WHAT IS ASKED:
An exact copy of every record is needed.

**********

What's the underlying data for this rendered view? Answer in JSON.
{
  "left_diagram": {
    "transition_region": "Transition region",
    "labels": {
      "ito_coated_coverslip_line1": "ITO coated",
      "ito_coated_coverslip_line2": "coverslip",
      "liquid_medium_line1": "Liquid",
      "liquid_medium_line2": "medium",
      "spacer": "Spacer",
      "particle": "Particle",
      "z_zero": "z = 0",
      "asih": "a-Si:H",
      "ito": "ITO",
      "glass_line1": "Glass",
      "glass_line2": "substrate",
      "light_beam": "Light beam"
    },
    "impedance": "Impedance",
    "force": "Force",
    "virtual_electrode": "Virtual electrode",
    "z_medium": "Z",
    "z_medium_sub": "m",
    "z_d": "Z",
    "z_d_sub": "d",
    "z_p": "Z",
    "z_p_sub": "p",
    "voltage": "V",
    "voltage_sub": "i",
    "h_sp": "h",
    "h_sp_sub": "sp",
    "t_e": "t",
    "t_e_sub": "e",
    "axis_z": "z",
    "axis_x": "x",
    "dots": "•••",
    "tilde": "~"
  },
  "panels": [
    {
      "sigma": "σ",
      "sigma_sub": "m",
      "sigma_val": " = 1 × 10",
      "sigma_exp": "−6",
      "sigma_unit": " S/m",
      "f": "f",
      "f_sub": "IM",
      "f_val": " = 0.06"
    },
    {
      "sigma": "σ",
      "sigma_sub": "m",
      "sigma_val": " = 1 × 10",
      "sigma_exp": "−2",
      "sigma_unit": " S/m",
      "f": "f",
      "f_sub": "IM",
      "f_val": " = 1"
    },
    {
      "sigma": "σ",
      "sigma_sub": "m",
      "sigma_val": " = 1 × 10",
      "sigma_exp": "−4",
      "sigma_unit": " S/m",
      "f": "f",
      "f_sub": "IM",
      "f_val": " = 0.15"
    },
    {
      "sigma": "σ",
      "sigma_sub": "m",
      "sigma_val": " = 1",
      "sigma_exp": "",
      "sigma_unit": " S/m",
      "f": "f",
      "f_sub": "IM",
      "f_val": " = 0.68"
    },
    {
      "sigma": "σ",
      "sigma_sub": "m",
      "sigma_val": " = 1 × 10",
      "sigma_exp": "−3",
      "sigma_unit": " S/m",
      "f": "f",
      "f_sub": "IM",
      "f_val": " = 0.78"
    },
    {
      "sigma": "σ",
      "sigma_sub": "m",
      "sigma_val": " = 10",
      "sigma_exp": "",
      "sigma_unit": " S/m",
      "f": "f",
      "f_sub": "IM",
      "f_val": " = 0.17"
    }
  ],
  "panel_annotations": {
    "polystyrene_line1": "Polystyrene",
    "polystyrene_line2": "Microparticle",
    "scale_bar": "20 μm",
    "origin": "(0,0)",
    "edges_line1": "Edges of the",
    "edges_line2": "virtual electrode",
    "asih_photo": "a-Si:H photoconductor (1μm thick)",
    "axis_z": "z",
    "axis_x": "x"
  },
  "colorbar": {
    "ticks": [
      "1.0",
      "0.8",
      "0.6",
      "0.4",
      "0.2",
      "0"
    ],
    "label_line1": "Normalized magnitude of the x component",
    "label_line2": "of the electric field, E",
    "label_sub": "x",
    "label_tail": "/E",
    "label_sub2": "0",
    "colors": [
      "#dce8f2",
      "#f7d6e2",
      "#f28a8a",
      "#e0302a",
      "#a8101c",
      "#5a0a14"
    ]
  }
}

**********

SOLUTION FOR THIS PROBLEM:
What's the underlying data for this rendered view? Answer in JSON.
{
  "left_diagram": {
    "transition_region": "Transition region",
    "labels": {
      "ito_coated_coverslip_line1": "ITO coated",
      "ito_coated_coverslip_line2": "coverslip",
      "liquid_medium_line1": "Liquid",
      "liquid_medium_line2": "medium",
      "spacer": "Spacer",
      "particle": "Particle",
      "z_zero": "z = 0",
      "asih": "a-Si:H",
      "ito": "ITO",
      "glass_line1": "Glass",
      "glass_line2": "substrate",
      "light_beam": "Light beam"
    },
    "impedance": "Impedance",
    "force": "Force",
    "virtual_electrode": "Virtual electrode",
    "z_medium": "Z",
    "z_medium_sub": "m",
    "z_d": "Z",
    "z_d_sub": "d",
    "z_p": "Z",
    "z_p_sub": "p",
    "voltage": "V",
    "voltage_sub": "i",
    "h_sp": "h",
    "h_sp_sub": "sp",
    "t_e": "t",
    "t_e_sub": "e",
    "axis_z": "z",
    "axis_x": "x",
    "dots": "•••",
    "tilde": "~"
  },
  "panels": [
    {
      "sigma": "σ",
      "sigma_sub": "m",
      "sigma_val": " = 1 × 10",
      "sigma_exp": "−6",
      "sigma_unit": " S/m",
      "f": "f",
      "f_sub": "IM",
      "f_val": " = 0.06"
    },
    {
      "sigma": "σ",
      "sigma_sub": "m",
      "sigma_val": " = 1 × 10",
      "sigma_exp": "−2",
      "sigma_unit": " S/m",
      "f": "f",
      "f_sub": "IM",
      "f_val": " = 1"
    },
    {
      "sigma": "σ",
      "sigma_sub": "m",
      "sigma_val": " = 1 × 10",
      "sigma_exp": "−4",
      "sigma_unit": " S/m",
      "f": "f",
      "f_sub": "IM",
      "f_val": " = 0.15"
    },
    {
      "sigma": "σ",
      "sigma_sub": "m",
      "sigma_val": " = 1",
      "sigma_exp": "",
      "sigma_unit": " S/m",
      "f": "f",
      "f_sub": "IM",
      "f_val": " = 0.68"
    },
    {
      "sigma": "σ",
      "sigma_sub": "m",
      "sigma_val": " = 1 × 10",
      "sigma_exp": "−3",
      "sigma_unit": " S/m",
      "f": "f",
      "f_sub": "IM",
      "f_val": " = 0.78"
    },
    {
      "sigma": "σ",
      "sigma_sub": "m",
      "sigma_val": " = 10",
      "sigma_exp": "",
      "sigma_unit": " S/m",
      "f": "f",
      "f_sub": "IM",
      "f_val": " = 0.17"
    }
  ],
  "panel_annotations": {
    "polystyrene_line1": "Polystyrene",
    "polystyrene_line2": "Microparticle",
    "scale_bar": "20 μm",
    "origin": "(0,0)",
    "edges_line1": "Edges of the",
    "edges_line2": "virtual electrode",
    "asih_photo": "a-Si:H photoconductor (1μm thick)",
    "axis_z": "z",
    "axis_x": "x"
  },
  "colorbar": {
    "ticks": [
      "1.0",
      "0.8",
      "0.6",
      "0.4",
      "0.2",
      "0"
    ],
    "label_line1": "Normalized magnitude of the x component",
    "label_line2": "of the electric field, E",
    "label_sub": "x",
    "label_tail": "/E",
    "label_sub2": "0",
    "colors": [
      "#dce8f2",
      "#f7d6e2",
      "#f28a8a",
      "#e0302a",
      "#a8101c",
      "#5a0a14"
    ]
  }
}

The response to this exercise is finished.